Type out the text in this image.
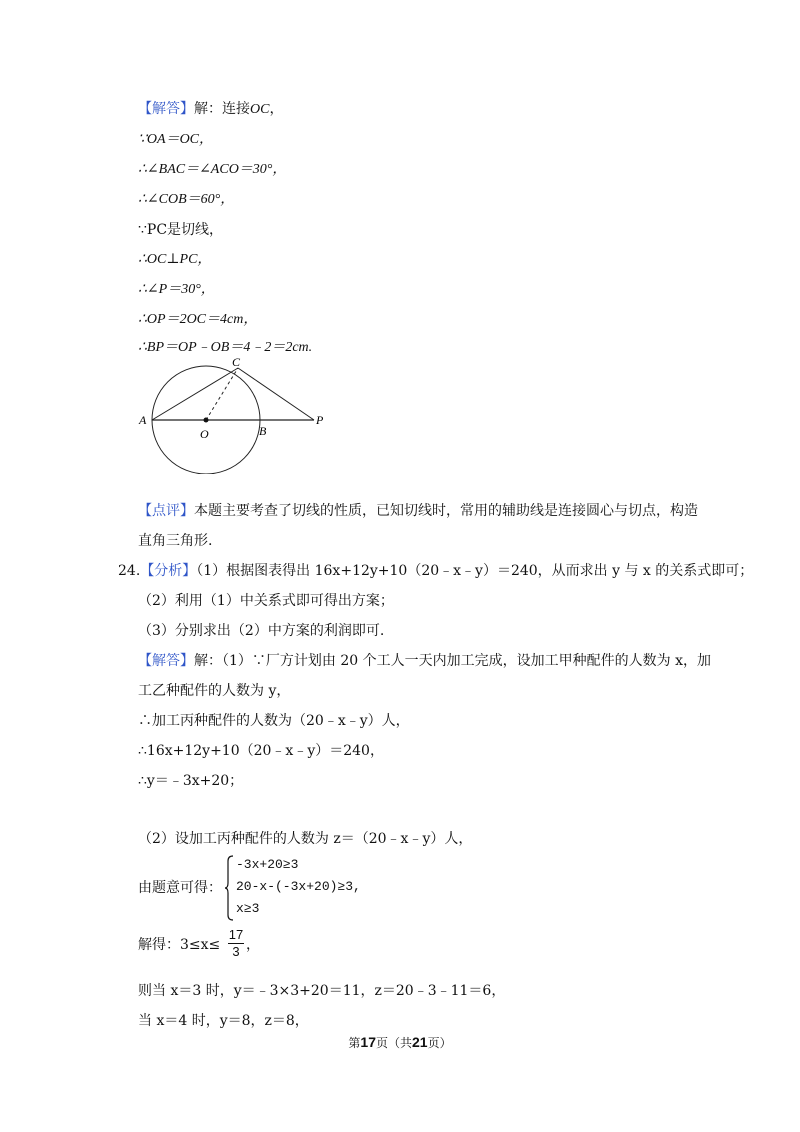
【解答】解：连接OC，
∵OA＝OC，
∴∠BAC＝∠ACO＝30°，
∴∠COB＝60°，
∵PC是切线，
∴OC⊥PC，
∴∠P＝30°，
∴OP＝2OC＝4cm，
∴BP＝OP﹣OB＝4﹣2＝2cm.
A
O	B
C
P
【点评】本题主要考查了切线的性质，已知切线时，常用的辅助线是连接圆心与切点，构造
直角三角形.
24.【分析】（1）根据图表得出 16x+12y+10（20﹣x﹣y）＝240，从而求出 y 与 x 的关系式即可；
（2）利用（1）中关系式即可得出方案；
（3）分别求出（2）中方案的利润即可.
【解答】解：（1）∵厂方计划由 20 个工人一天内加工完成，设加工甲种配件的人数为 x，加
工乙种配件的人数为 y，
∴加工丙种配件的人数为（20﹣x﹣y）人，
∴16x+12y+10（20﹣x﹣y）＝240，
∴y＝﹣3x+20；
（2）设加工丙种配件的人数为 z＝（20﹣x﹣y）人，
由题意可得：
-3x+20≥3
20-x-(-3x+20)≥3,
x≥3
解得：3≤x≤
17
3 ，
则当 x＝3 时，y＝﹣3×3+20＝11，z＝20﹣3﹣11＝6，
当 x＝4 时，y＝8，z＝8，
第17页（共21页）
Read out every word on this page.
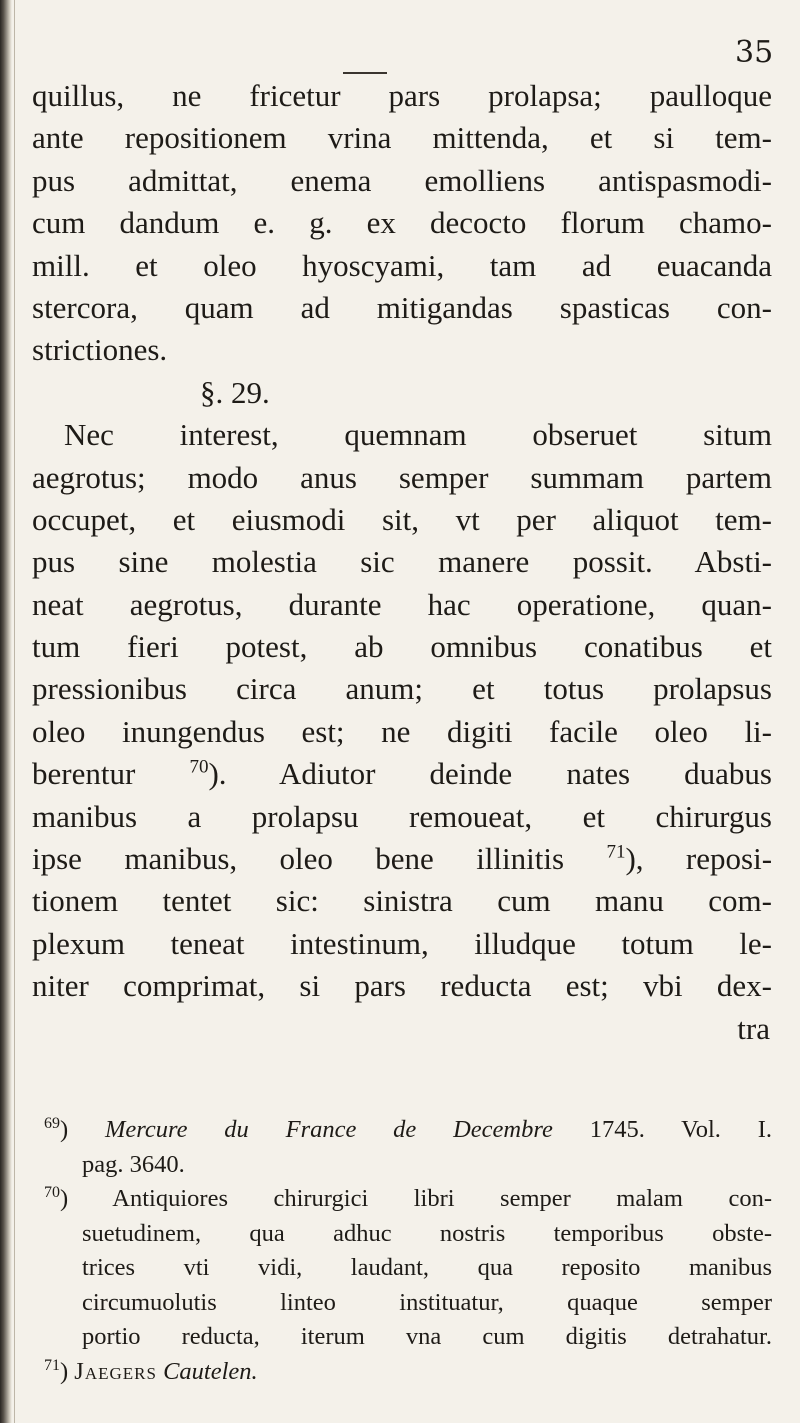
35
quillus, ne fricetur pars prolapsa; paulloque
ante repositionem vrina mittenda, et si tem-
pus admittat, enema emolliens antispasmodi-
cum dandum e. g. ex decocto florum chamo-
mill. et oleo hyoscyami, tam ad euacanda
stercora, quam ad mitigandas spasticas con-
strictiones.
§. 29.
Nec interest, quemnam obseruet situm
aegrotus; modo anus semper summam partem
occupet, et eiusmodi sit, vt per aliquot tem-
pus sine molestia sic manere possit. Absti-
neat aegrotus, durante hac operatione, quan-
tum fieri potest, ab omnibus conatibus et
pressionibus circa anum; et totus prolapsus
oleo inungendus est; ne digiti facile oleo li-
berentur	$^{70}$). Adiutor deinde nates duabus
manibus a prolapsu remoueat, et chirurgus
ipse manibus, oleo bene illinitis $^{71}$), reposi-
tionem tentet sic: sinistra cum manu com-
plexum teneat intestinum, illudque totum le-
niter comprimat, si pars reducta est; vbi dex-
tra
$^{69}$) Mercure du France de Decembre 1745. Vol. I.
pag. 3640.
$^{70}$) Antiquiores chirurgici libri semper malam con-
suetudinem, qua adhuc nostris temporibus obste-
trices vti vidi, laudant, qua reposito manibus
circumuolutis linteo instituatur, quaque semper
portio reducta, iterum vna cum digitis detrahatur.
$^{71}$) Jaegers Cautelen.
|---|
▶ **Short problem**
Select the lines in this material that hold the word "manibus", leaving none out.

▶ **Solution to this exercise**
manibus a prolapsu remoueat, et chirurgus
ipse manibus, oleo bene illinitis $^{71}$), reposi-
trices vti vidi, laudant, qua reposito manibus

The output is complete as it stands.